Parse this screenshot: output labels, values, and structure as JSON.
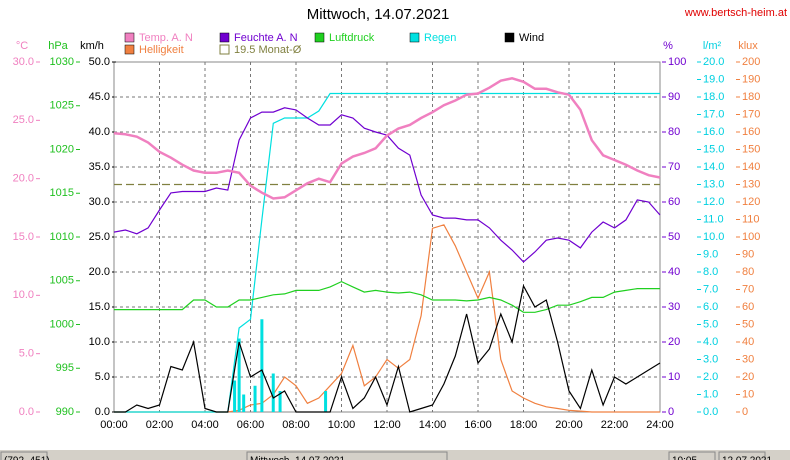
{
  "chart_data": {
    "type": "line",
    "title": "Mittwoch, 14.07.2021",
    "site": "www.bertsch-heim.at",
    "xlim": [
      0,
      24
    ],
    "xticks": [
      {
        "value": 0,
        "label": "00:00"
      },
      {
        "value": 2,
        "label": "02:00"
      },
      {
        "value": 4,
        "label": "04:00"
      },
      {
        "value": 6,
        "label": "06:00"
      },
      {
        "value": 8,
        "label": "08:00"
      },
      {
        "value": 10,
        "label": "10:00"
      },
      {
        "value": 12,
        "label": "12:00"
      },
      {
        "value": 14,
        "label": "14:00"
      },
      {
        "value": 16,
        "label": "16:00"
      },
      {
        "value": 18,
        "label": "18:00"
      },
      {
        "value": 20,
        "label": "20:00"
      },
      {
        "value": 22,
        "label": "22:00"
      },
      {
        "value": 24,
        "label": "24:00"
      }
    ],
    "grid": true,
    "axes": [
      {
        "label": "°C",
        "color": "#f080c0",
        "lim": [
          0,
          30
        ],
        "ticks": [
          {
            "value": 0,
            "label": "0.0"
          },
          {
            "value": 5,
            "label": "5.0"
          },
          {
            "value": 10,
            "label": "10.0"
          },
          {
            "value": 15,
            "label": "15.0"
          },
          {
            "value": 20,
            "label": "20.0"
          },
          {
            "value": 25,
            "label": "25.0"
          },
          {
            "value": 30,
            "label": "30.0"
          }
        ]
      },
      {
        "label": "hPa",
        "color": "#20c020",
        "lim": [
          990,
          1030
        ],
        "ticks": [
          990,
          995,
          1000,
          1005,
          1010,
          1015,
          1020,
          1025,
          1030
        ]
      },
      {
        "label": "km/h",
        "color": "#000000",
        "lim": [
          0,
          50
        ],
        "ticks": [
          {
            "value": 0,
            "label": "0.0"
          },
          {
            "value": 5,
            "label": "5.0"
          },
          {
            "value": 10,
            "label": "10.0"
          },
          {
            "value": 15,
            "label": "15.0"
          },
          {
            "value": 20,
            "label": "20.0"
          },
          {
            "value": 25,
            "label": "25.0"
          },
          {
            "value": 30,
            "label": "30.0"
          },
          {
            "value": 35,
            "label": "35.0"
          },
          {
            "value": 40,
            "label": "40.0"
          },
          {
            "value": 45,
            "label": "45.0"
          },
          {
            "value": 50,
            "label": "50.0"
          }
        ]
      },
      {
        "label": "%",
        "color": "#7000d0",
        "lim": [
          0,
          100
        ],
        "ticks": [
          0,
          10,
          20,
          30,
          40,
          50,
          60,
          70,
          80,
          90,
          100
        ]
      },
      {
        "label": "l/m²",
        "color": "#00d0e0",
        "lim": [
          0,
          20
        ],
        "ticks": [
          {
            "value": 0,
            "label": "0.0"
          },
          {
            "value": 1,
            "label": "1.0"
          },
          {
            "value": 2,
            "label": "2.0"
          },
          {
            "value": 3,
            "label": "3.0"
          },
          {
            "value": 4,
            "label": "4.0"
          },
          {
            "value": 5,
            "label": "5.0"
          },
          {
            "value": 6,
            "label": "6.0"
          },
          {
            "value": 7,
            "label": "7.0"
          },
          {
            "value": 8,
            "label": "8.0"
          },
          {
            "value": 9,
            "label": "9.0"
          },
          {
            "value": 10,
            "label": "10.0"
          },
          {
            "value": 11,
            "label": "11.0"
          },
          {
            "value": 12,
            "label": "12.0"
          },
          {
            "value": 13,
            "label": "13.0"
          },
          {
            "value": 14,
            "label": "14.0"
          },
          {
            "value": 15,
            "label": "15.0"
          },
          {
            "value": 16,
            "label": "16.0"
          },
          {
            "value": 17,
            "label": "17.0"
          },
          {
            "value": 18,
            "label": "18.0"
          },
          {
            "value": 19,
            "label": "19.0"
          },
          {
            "value": 20,
            "label": "20.0"
          }
        ]
      },
      {
        "label": "klux",
        "color": "#f08040",
        "lim": [
          0,
          200
        ],
        "ticks": [
          0,
          10,
          20,
          30,
          40,
          50,
          60,
          70,
          80,
          90,
          100,
          110,
          120,
          130,
          140,
          150,
          160,
          170,
          180,
          190,
          200
        ]
      }
    ],
    "x": [
      0,
      0.5,
      1,
      1.5,
      2,
      2.5,
      3,
      3.5,
      4,
      4.5,
      5,
      5.5,
      6,
      6.5,
      7,
      7.5,
      8,
      8.5,
      9,
      9.5,
      10,
      10.5,
      11,
      11.5,
      12,
      12.5,
      13,
      13.5,
      14,
      14.5,
      15,
      15.5,
      16,
      16.5,
      17,
      17.5,
      18,
      18.5,
      19,
      19.5,
      20,
      20.5,
      21,
      21.5,
      22,
      22.5,
      23,
      23.5,
      24
    ],
    "series": [
      {
        "name": "Temp. A. N",
        "color": "#f080c0",
        "axis": 0,
        "values": [
          23.9,
          23.8,
          23.6,
          23.1,
          22.3,
          21.8,
          21.2,
          20.7,
          20.5,
          20.5,
          20.7,
          20.5,
          19.4,
          18.8,
          18.3,
          18.4,
          19.0,
          19.6,
          20.0,
          19.7,
          21.3,
          21.9,
          22.2,
          22.6,
          23.7,
          24.3,
          24.6,
          25.2,
          25.7,
          26.3,
          26.7,
          27.2,
          27.3,
          27.8,
          28.4,
          28.6,
          28.3,
          27.7,
          27.7,
          27.4,
          27.2,
          25.9,
          23.3,
          22.0,
          21.6,
          21.2,
          20.7,
          20.3,
          20.1
        ]
      },
      {
        "name": "Helligkeit",
        "color": "#f08040",
        "axis": 5,
        "values": [
          0,
          0,
          0,
          0,
          0,
          0,
          0,
          0,
          0,
          0,
          0,
          1,
          4,
          5,
          10,
          20,
          15,
          5,
          8,
          15,
          22,
          38,
          15,
          20,
          30,
          25,
          30,
          55,
          105,
          107,
          95,
          80,
          65,
          80,
          30,
          12,
          8,
          5,
          3,
          2,
          1,
          0.5,
          0,
          0,
          0,
          0,
          0,
          0,
          0
        ]
      },
      {
        "name": "Feuchte A. N",
        "color": "#7000d0",
        "axis": 3,
        "values": [
          51.4,
          52,
          50.9,
          52.6,
          57.7,
          62.6,
          63,
          63,
          63,
          64,
          63.4,
          77.7,
          84,
          85.7,
          85.7,
          86.9,
          86.3,
          84,
          82,
          82,
          84.9,
          84,
          81.1,
          80,
          79.1,
          75.4,
          73.4,
          62,
          56.3,
          55.4,
          55.4,
          54.9,
          54.9,
          52.6,
          49.1,
          46.3,
          42.9,
          45.7,
          49.1,
          49.7,
          49.1,
          46.9,
          51.4,
          54.3,
          52.6,
          54.9,
          60.6,
          60,
          56.3
        ]
      },
      {
        "name": "Luftdruck",
        "color": "#20d020",
        "axis": 1,
        "values": [
          1001.7,
          1001.7,
          1001.7,
          1001.7,
          1001.7,
          1001.7,
          1001.7,
          1002.8,
          1002.8,
          1002,
          1002,
          1002.8,
          1002.8,
          1003.1,
          1003.4,
          1003.5,
          1003.9,
          1003.9,
          1003.9,
          1004.3,
          1004.9,
          1004.3,
          1003.7,
          1003.9,
          1003.7,
          1003.6,
          1003.7,
          1003.4,
          1002.8,
          1002.8,
          1002.8,
          1002.7,
          1002.8,
          1003.1,
          1002.8,
          1002.2,
          1001.4,
          1001.4,
          1001.7,
          1002.2,
          1002.2,
          1002.6,
          1003.1,
          1003.1,
          1003.7,
          1003.9,
          1004.1,
          1004.1,
          1004.1
        ]
      },
      {
        "name": "Regen",
        "color": "#00e0e0",
        "axis": 4,
        "values": [
          0,
          0,
          0,
          0,
          0,
          0,
          0,
          0,
          0,
          0,
          0,
          4.8,
          5.3,
          11,
          16.5,
          16.8,
          16.8,
          16.8,
          17.2,
          18.2,
          18.2,
          18.2,
          18.2,
          18.2,
          18.2,
          18.2,
          18.2,
          18.2,
          18.2,
          18.2,
          18.2,
          18.2,
          18.2,
          18.2,
          18.2,
          18.2,
          18.2,
          18.2,
          18.2,
          18.2,
          18.2,
          18.2,
          18.2,
          18.2,
          18.2,
          18.2,
          18.2,
          18.2,
          18.2
        ],
        "bars": {
          "x": [
            5.3,
            5.5,
            5.7,
            6.2,
            6.5,
            7.0,
            7.3,
            9.3
          ],
          "values": [
            1.8,
            4.2,
            1.0,
            1.5,
            5.3,
            2.2,
            1.2,
            1.2
          ]
        }
      },
      {
        "name": "Wind",
        "color": "#000000",
        "axis": 2,
        "values": [
          0,
          0,
          1,
          0.5,
          1,
          6.5,
          6,
          10,
          0.5,
          0,
          0,
          10,
          5,
          6,
          2,
          3,
          0,
          0,
          0,
          0,
          5,
          0.5,
          2,
          5,
          1,
          6.5,
          0,
          0.5,
          1,
          4,
          8,
          14,
          7,
          9,
          14,
          10,
          18,
          15,
          16,
          10,
          3,
          0.5,
          6,
          1,
          5,
          4,
          5,
          6,
          7
        ]
      }
    ],
    "reference": {
      "name": "19.5 Monat-Ø",
      "value": 19.5,
      "axis": 0,
      "color": "#808040"
    },
    "status": [
      "(792, 451)",
      "Mittwoch, 14.07.2021",
      "10:05",
      "12.07.2021"
    ]
  }
}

---+---

* [Work required] What is the number of lines in the listing that contain the string "name"? Reply with that number alone.

* [Full output] 7